WHAT THE TASK ASKS:
Pull every line with the word "JSON" out of the entries below.
# # # #
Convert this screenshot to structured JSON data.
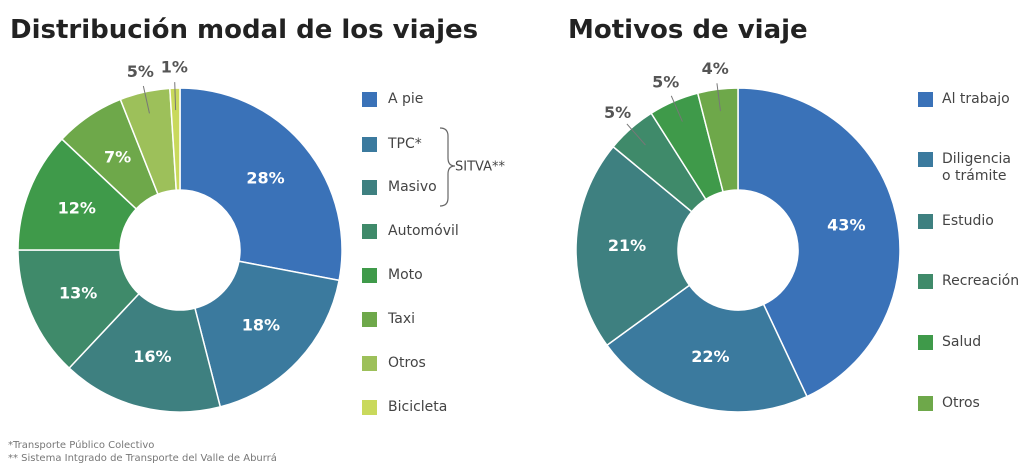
{
  "chart_data": [
    {
      "type": "donut",
      "title": "Distribución modal de los viajes",
      "categories": [
        "A pie",
        "TPC*",
        "Masivo",
        "Automóvil",
        "Moto",
        "Taxi",
        "Otros",
        "Bicicleta"
      ],
      "values": [
        28,
        18,
        16,
        13,
        12,
        7,
        5,
        1
      ],
      "value_labels": [
        "28%",
        "18%",
        "16%",
        "13%",
        "12%",
        "7%",
        "5%",
        "1%"
      ],
      "colors": [
        "#3a72b8",
        "#3b7a9e",
        "#3e8080",
        "#3f8a6a",
        "#3f9a4a",
        "#6ea84a",
        "#9dc05a",
        "#c9d95c"
      ],
      "legend_group": "SITVA**"
    },
    {
      "type": "donut",
      "title": "Motivos de viaje",
      "categories": [
        "Al trabajo",
        "Diligencia o trámite",
        "Estudio",
        "Recreación",
        "Salud",
        "Otros"
      ],
      "values": [
        43,
        22,
        21,
        5,
        5,
        4
      ],
      "value_labels": [
        "43%",
        "22%",
        "21%",
        "5%",
        "5%",
        "4%"
      ],
      "colors": [
        "#3a72b8",
        "#3b7a9e",
        "#3e8080",
        "#3f8a6a",
        "#3f9a4a",
        "#6ea84a"
      ]
    }
  ],
  "footnotes": [
    "*Transporte Público Colectivo",
    "** Sistema Intgrado de Transporte del Valle de Aburrá"
  ]
}
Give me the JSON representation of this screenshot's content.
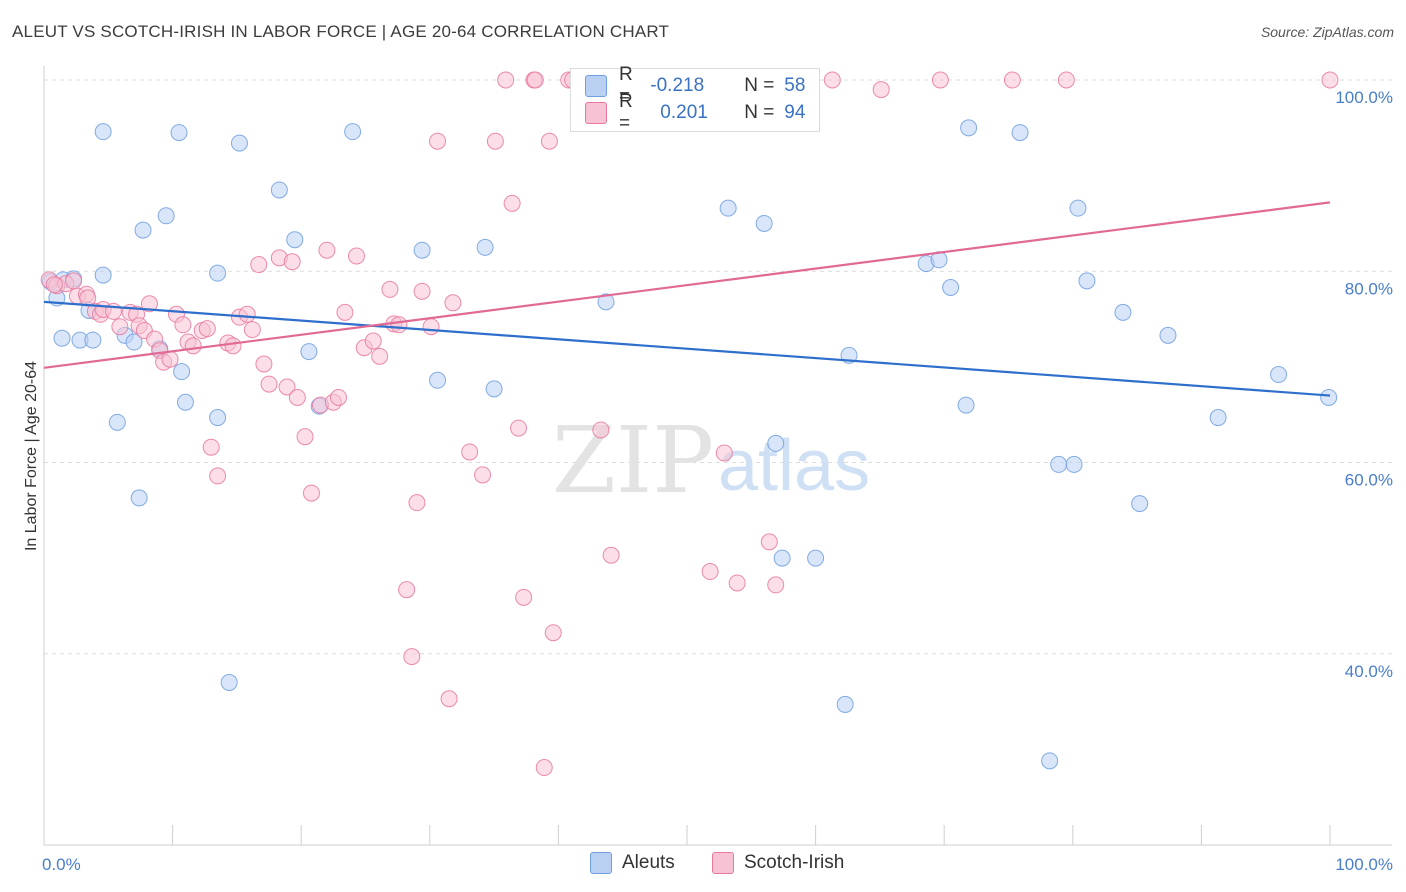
{
  "header": {
    "title": "ALEUT VS SCOTCH-IRISH IN LABOR FORCE | AGE 20-64 CORRELATION CHART",
    "source": "Source: ZipAtlas.com"
  },
  "legend": {
    "aleut": {
      "r_label": "R =",
      "r_value": "-0.218",
      "n_label": "N =",
      "n_value": "58"
    },
    "scotch": {
      "r_label": "R =",
      "r_value": "0.201",
      "n_label": "N =",
      "n_value": "94"
    }
  },
  "bottom_legend": {
    "aleut": "Aleuts",
    "scotch": "Scotch-Irish"
  },
  "watermark": {
    "zip": "ZIP",
    "atlas": "atlas"
  },
  "colors": {
    "aleut": "#6f9fe0",
    "aleut_fill": "#b9d0f2",
    "scotch": "#e8789f",
    "scotch_fill": "#f7c3d4",
    "aleut_line": "#2f6fcc",
    "scotch_line": "#e06a94"
  },
  "chart_data": {
    "type": "scatter",
    "title": "ALEUT VS SCOTCH-IRISH IN LABOR FORCE | AGE 20-64 CORRELATION CHART",
    "xlabel": "",
    "ylabel": "In Labor Force | Age 20-64",
    "xlim": [
      0,
      100
    ],
    "ylim": [
      20,
      100
    ],
    "x_tick_labels": [
      "0.0%",
      "100.0%"
    ],
    "y_ticks": [
      40,
      60,
      80,
      100
    ],
    "y_tick_labels": [
      "40.0%",
      "60.0%",
      "80.0%",
      "100.0%"
    ],
    "grid": true,
    "legend_position": "top-center",
    "series": [
      {
        "name": "Aleuts",
        "trend": {
          "x": [
            0,
            100
          ],
          "y": [
            76.8,
            67.0
          ]
        },
        "points": [
          [
            0.5,
            78.9
          ],
          [
            1.5,
            79.1
          ],
          [
            2.3,
            79.2
          ],
          [
            4.6,
            79.6
          ],
          [
            1.4,
            73.0
          ],
          [
            2.8,
            72.8
          ],
          [
            3.8,
            72.8
          ],
          [
            3.5,
            75.9
          ],
          [
            4.6,
            94.6
          ],
          [
            10.5,
            94.5
          ],
          [
            15.2,
            93.4
          ],
          [
            24.0,
            94.6
          ],
          [
            18.3,
            88.5
          ],
          [
            9.5,
            85.8
          ],
          [
            7.7,
            84.3
          ],
          [
            19.5,
            83.3
          ],
          [
            13.5,
            79.8
          ],
          [
            6.3,
            73.3
          ],
          [
            7.0,
            72.6
          ],
          [
            9.0,
            71.9
          ],
          [
            10.7,
            69.5
          ],
          [
            11.0,
            66.3
          ],
          [
            13.5,
            64.7
          ],
          [
            5.7,
            64.2
          ],
          [
            7.4,
            56.3
          ],
          [
            14.4,
            37.0
          ],
          [
            20.6,
            71.6
          ],
          [
            21.4,
            65.9
          ],
          [
            29.4,
            82.2
          ],
          [
            34.3,
            82.5
          ],
          [
            30.6,
            68.6
          ],
          [
            35.0,
            67.7
          ],
          [
            43.7,
            76.8
          ],
          [
            53.2,
            86.6
          ],
          [
            56.0,
            85.0
          ],
          [
            56.9,
            62.0
          ],
          [
            57.4,
            50.0
          ],
          [
            60.0,
            50.0
          ],
          [
            62.6,
            71.2
          ],
          [
            62.3,
            34.7
          ],
          [
            68.6,
            80.8
          ],
          [
            69.6,
            81.2
          ],
          [
            70.5,
            78.3
          ],
          [
            71.7,
            66.0
          ],
          [
            71.9,
            95.0
          ],
          [
            75.9,
            94.5
          ],
          [
            78.2,
            28.8
          ],
          [
            78.9,
            59.8
          ],
          [
            80.1,
            59.8
          ],
          [
            80.4,
            86.6
          ],
          [
            81.1,
            79.0
          ],
          [
            83.9,
            75.7
          ],
          [
            85.2,
            55.7
          ],
          [
            87.4,
            73.3
          ],
          [
            91.3,
            64.7
          ],
          [
            96.0,
            69.2
          ],
          [
            99.9,
            66.8
          ],
          [
            1.0,
            77.2
          ]
        ]
      },
      {
        "name": "Scotch-Irish",
        "trend": {
          "x": [
            0,
            100
          ],
          "y": [
            69.9,
            87.2
          ]
        },
        "points": [
          [
            0.4,
            79.1
          ],
          [
            1.0,
            78.5
          ],
          [
            1.7,
            78.7
          ],
          [
            2.3,
            79.0
          ],
          [
            2.6,
            77.4
          ],
          [
            3.3,
            77.6
          ],
          [
            3.4,
            77.2
          ],
          [
            4.0,
            75.8
          ],
          [
            4.4,
            75.5
          ],
          [
            4.6,
            76.0
          ],
          [
            5.4,
            75.8
          ],
          [
            5.9,
            74.2
          ],
          [
            6.7,
            75.7
          ],
          [
            7.2,
            75.5
          ],
          [
            7.4,
            74.3
          ],
          [
            7.8,
            73.8
          ],
          [
            8.2,
            76.6
          ],
          [
            8.6,
            72.9
          ],
          [
            9.0,
            71.7
          ],
          [
            9.3,
            70.5
          ],
          [
            9.8,
            70.8
          ],
          [
            10.3,
            75.5
          ],
          [
            10.8,
            74.4
          ],
          [
            11.2,
            72.6
          ],
          [
            11.6,
            72.2
          ],
          [
            12.3,
            73.8
          ],
          [
            12.7,
            74.0
          ],
          [
            13.0,
            61.6
          ],
          [
            13.5,
            58.6
          ],
          [
            14.3,
            72.5
          ],
          [
            14.7,
            72.2
          ],
          [
            15.2,
            75.2
          ],
          [
            15.8,
            75.5
          ],
          [
            16.2,
            73.9
          ],
          [
            16.7,
            80.7
          ],
          [
            17.1,
            70.3
          ],
          [
            17.5,
            68.2
          ],
          [
            18.3,
            81.4
          ],
          [
            18.9,
            67.9
          ],
          [
            19.3,
            81.0
          ],
          [
            19.7,
            66.8
          ],
          [
            20.3,
            62.7
          ],
          [
            20.8,
            56.8
          ],
          [
            21.5,
            66.0
          ],
          [
            22.0,
            82.2
          ],
          [
            22.5,
            66.3
          ],
          [
            22.9,
            66.8
          ],
          [
            23.4,
            75.7
          ],
          [
            24.3,
            81.6
          ],
          [
            24.9,
            72.0
          ],
          [
            25.6,
            72.7
          ],
          [
            26.1,
            71.1
          ],
          [
            26.9,
            78.1
          ],
          [
            27.2,
            74.5
          ],
          [
            27.6,
            74.4
          ],
          [
            28.2,
            46.7
          ],
          [
            28.6,
            39.7
          ],
          [
            29.0,
            55.8
          ],
          [
            29.4,
            77.9
          ],
          [
            30.1,
            74.2
          ],
          [
            30.6,
            93.6
          ],
          [
            31.5,
            35.3
          ],
          [
            31.8,
            76.7
          ],
          [
            33.1,
            61.1
          ],
          [
            34.1,
            58.7
          ],
          [
            35.1,
            93.6
          ],
          [
            35.9,
            100.0
          ],
          [
            36.4,
            87.1
          ],
          [
            36.9,
            63.6
          ],
          [
            37.3,
            45.9
          ],
          [
            38.1,
            100.0
          ],
          [
            38.2,
            100.0
          ],
          [
            38.9,
            28.1
          ],
          [
            39.3,
            93.6
          ],
          [
            39.6,
            42.2
          ],
          [
            40.8,
            100.0
          ],
          [
            41.1,
            100.0
          ],
          [
            43.3,
            63.4
          ],
          [
            44.1,
            50.3
          ],
          [
            44.4,
            100.0
          ],
          [
            51.0,
            100.0
          ],
          [
            51.8,
            48.6
          ],
          [
            52.9,
            61.0
          ],
          [
            53.9,
            47.4
          ],
          [
            56.4,
            51.7
          ],
          [
            56.9,
            47.2
          ],
          [
            59.4,
            100.0
          ],
          [
            61.3,
            100.0
          ],
          [
            65.1,
            99.0
          ],
          [
            69.7,
            100.0
          ],
          [
            75.3,
            100.0
          ],
          [
            79.5,
            100.0
          ],
          [
            100.0,
            100.0
          ],
          [
            0.8,
            78.6
          ]
        ]
      }
    ]
  }
}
# # # #
COMPLETE ANSWER:
Convert this screenshot to structured JSON data.
Give me the JSON representation of this screenshot's content.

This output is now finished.